* **Reading text**:
How I managed to trigger XSS automatically to get critical account takeover
Hello everybody! This is my first medium post so I hope you like it.
This write up is about one of the best findings I ever had in HackerOne. The impact was critical because the XSS was stored and you could send it through a chat to any user leading to steal their credentials. So, let’s go!
This private program that we are going to call REDACTED.com has a chat to communicate with any user on the platform. Analyzing this feature I found that Javascript was parsing the URLs that I sent.
If I sent https://google.com, the chat parsed the text and it put the URL as a link in a “a” html tag:
So the first malicious payload that I sent was:
https://google.com"'/>
And boom I saw how the HTML was broken:
Knowing this I tried to add new tags but unfortunately there were a lot of filters of html tags. After a while trying to add tags without success I started to add attributes on the “a” tag that allowed me to execute Javascript in the tag’s context.

* **Extracted data**:
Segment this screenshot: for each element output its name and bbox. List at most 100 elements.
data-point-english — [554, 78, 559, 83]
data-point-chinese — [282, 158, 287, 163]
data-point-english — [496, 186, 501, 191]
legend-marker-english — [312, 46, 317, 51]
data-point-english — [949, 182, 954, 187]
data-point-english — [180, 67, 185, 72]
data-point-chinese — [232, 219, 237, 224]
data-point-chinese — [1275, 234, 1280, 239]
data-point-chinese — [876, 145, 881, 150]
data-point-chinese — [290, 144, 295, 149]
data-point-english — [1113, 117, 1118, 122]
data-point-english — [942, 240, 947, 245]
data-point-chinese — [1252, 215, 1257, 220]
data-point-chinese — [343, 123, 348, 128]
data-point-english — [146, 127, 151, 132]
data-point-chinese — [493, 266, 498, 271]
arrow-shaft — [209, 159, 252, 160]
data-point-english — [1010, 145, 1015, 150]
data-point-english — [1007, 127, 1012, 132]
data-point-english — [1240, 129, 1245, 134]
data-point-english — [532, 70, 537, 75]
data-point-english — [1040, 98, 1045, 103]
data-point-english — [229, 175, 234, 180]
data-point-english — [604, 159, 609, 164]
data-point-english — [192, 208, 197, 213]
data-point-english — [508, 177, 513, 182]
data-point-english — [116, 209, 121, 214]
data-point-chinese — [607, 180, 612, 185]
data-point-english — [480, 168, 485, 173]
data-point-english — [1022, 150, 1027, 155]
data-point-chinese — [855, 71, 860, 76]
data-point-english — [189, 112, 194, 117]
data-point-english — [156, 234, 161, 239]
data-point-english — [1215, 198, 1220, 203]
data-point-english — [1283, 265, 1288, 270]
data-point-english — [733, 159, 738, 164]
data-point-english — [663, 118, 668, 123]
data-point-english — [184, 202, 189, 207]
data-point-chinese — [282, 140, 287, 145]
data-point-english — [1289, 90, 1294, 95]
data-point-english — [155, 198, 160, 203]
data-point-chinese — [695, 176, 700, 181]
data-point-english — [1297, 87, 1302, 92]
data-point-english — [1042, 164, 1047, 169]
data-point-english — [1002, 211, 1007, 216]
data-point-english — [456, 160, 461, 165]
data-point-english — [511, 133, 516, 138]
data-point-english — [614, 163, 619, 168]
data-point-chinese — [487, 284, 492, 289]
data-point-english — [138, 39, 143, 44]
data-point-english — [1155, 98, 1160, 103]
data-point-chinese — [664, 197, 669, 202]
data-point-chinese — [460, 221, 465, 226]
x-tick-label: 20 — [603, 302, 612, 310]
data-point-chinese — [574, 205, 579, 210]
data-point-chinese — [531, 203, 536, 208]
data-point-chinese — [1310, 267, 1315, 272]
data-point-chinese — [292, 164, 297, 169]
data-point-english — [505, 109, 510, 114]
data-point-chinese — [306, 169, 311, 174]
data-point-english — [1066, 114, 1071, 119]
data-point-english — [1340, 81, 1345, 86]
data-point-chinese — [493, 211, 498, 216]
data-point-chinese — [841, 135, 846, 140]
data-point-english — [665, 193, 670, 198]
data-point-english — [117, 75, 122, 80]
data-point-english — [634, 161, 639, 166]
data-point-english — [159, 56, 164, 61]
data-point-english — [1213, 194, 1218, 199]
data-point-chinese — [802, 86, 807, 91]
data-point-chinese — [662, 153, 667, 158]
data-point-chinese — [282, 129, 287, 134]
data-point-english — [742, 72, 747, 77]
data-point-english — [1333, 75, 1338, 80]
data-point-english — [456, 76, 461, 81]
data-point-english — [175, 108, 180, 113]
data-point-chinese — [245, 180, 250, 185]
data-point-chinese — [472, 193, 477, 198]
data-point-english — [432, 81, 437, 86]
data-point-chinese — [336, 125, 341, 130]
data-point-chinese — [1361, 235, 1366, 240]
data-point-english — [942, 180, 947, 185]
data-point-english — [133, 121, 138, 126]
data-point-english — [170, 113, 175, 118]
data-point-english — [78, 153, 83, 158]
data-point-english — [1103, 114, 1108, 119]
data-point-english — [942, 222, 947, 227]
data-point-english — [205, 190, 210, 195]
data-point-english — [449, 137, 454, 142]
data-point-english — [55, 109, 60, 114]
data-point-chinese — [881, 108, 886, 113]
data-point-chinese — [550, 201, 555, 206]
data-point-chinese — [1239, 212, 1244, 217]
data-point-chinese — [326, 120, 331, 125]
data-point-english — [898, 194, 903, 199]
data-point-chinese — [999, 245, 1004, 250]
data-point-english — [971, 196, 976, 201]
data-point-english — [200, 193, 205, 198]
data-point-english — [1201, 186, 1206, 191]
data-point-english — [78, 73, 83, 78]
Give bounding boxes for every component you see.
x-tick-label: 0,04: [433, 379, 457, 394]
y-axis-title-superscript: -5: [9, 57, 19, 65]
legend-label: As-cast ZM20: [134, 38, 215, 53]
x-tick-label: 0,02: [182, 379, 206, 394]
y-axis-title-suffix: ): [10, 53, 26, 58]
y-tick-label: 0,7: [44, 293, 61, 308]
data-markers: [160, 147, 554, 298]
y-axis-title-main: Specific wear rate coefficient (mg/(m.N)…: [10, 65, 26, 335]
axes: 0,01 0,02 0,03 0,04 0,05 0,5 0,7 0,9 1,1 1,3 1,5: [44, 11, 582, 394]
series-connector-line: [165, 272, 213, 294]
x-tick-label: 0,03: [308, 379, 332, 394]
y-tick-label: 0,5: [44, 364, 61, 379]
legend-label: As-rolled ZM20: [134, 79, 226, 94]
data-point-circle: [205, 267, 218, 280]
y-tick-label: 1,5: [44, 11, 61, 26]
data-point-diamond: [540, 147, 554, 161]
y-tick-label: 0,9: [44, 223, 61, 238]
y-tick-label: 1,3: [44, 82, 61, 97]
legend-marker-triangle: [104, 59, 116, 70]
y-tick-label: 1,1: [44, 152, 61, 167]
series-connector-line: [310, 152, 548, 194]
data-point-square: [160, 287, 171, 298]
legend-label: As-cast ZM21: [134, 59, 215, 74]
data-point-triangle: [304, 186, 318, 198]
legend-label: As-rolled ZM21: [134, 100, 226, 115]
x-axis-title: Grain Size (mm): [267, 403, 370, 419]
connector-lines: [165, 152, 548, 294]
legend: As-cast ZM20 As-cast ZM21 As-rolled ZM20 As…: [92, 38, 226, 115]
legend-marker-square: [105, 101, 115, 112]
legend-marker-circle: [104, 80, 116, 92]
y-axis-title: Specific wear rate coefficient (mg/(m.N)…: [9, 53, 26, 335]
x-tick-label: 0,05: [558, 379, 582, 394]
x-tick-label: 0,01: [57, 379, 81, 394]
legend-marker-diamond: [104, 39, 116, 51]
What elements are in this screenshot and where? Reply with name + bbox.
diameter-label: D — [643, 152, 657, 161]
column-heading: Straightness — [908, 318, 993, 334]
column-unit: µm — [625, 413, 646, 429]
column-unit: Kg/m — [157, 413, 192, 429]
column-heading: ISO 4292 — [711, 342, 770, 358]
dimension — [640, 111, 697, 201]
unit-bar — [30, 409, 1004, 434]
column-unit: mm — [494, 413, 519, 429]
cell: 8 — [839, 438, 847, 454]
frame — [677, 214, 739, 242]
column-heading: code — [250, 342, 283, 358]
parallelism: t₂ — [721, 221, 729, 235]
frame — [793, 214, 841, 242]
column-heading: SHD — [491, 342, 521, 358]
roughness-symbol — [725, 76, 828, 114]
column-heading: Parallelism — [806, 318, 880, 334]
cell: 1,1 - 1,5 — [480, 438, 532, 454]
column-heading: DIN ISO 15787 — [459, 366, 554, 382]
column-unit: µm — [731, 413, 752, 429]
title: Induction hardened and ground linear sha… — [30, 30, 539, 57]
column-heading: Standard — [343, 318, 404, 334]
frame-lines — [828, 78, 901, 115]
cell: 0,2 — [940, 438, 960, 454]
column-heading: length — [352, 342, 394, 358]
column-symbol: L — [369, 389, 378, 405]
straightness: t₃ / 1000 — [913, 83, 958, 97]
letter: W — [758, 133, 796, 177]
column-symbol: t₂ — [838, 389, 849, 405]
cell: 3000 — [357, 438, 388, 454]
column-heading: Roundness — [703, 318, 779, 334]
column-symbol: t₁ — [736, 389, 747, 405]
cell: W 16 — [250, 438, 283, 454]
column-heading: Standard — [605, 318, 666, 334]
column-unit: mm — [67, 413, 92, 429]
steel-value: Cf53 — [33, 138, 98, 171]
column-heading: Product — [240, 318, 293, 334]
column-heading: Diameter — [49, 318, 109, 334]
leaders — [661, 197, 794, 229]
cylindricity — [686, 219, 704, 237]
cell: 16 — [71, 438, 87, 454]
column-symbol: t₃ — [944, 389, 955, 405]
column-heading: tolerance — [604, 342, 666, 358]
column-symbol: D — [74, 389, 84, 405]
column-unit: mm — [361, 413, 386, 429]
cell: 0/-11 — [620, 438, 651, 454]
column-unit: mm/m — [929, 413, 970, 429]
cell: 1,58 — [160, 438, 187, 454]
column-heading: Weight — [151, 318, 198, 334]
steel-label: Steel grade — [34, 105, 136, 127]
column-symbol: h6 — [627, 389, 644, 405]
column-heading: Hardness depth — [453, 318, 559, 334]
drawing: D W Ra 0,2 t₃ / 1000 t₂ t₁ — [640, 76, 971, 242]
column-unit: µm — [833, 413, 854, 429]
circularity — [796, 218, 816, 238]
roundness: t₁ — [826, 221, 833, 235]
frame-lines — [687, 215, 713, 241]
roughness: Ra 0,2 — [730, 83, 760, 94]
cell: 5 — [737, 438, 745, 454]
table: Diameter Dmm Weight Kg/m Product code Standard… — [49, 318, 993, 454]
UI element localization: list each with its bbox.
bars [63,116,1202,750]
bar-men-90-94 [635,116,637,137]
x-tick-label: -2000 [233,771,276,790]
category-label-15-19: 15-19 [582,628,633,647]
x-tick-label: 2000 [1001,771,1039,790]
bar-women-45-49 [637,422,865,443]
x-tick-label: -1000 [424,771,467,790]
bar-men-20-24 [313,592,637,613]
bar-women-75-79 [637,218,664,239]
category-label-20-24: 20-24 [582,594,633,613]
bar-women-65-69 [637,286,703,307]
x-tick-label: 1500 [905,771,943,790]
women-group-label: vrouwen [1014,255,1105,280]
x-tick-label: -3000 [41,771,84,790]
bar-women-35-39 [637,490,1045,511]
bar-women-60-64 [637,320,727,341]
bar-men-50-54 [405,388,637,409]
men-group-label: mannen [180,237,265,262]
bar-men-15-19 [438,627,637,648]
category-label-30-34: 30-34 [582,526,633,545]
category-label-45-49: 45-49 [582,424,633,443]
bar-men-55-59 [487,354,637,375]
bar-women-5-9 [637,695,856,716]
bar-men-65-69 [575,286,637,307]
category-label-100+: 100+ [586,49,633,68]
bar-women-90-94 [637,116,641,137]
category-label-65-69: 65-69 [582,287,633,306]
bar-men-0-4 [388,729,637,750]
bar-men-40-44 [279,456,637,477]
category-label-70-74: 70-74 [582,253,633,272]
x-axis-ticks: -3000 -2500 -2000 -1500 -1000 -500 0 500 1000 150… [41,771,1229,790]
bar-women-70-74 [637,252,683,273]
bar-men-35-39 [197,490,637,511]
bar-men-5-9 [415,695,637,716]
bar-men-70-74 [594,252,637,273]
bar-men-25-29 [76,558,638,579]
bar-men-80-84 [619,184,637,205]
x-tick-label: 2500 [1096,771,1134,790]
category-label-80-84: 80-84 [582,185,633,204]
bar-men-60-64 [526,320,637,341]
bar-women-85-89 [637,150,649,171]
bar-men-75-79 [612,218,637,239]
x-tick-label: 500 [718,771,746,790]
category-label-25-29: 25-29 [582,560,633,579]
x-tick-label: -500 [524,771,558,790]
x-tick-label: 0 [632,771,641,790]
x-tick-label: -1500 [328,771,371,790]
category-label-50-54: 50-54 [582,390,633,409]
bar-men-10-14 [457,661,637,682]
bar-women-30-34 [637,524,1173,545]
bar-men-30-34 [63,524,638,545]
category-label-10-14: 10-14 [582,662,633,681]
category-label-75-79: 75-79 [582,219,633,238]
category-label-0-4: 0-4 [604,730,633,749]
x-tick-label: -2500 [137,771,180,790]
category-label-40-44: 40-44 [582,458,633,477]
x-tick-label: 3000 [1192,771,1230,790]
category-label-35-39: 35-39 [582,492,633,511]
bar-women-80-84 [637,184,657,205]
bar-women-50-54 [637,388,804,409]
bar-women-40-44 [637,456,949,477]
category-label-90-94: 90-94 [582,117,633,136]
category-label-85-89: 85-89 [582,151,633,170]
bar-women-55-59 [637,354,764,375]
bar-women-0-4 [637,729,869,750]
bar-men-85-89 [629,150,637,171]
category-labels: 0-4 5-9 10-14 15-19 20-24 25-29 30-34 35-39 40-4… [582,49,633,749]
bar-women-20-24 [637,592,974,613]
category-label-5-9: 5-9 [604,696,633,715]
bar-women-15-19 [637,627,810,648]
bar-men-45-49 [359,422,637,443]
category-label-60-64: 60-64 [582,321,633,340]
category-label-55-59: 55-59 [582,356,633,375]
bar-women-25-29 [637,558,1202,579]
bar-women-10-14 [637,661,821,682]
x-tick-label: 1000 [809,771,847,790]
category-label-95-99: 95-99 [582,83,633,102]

* **Study questions**:
A: Based on the XSS write-up, mark each statement yes or no, and quote the words of the text that decide it: (i) the chat turned a sent URL into a link inside an "a" tag; (ii) the writer managed to add new HTML tags without difficulty; (iii) the program where the bug was found was public.
B: According to the XSS write-up, why was the impact of the finding critical? Answer in one to three sentences.

* **Expected responses**:
A:
(i) Yes: "the chat parsed the text and it put the URL as a link in a “a” html tag"
(ii) No: "there were a lot of filters of html tags. After a while trying to add tags without success"
(iii) No: "This private program that we are going to call REDACTED.com"

B: The impact was critical because the XSS was stored. It could also be sent through the chat to any user on the platform, which could lead to stealing their credentials.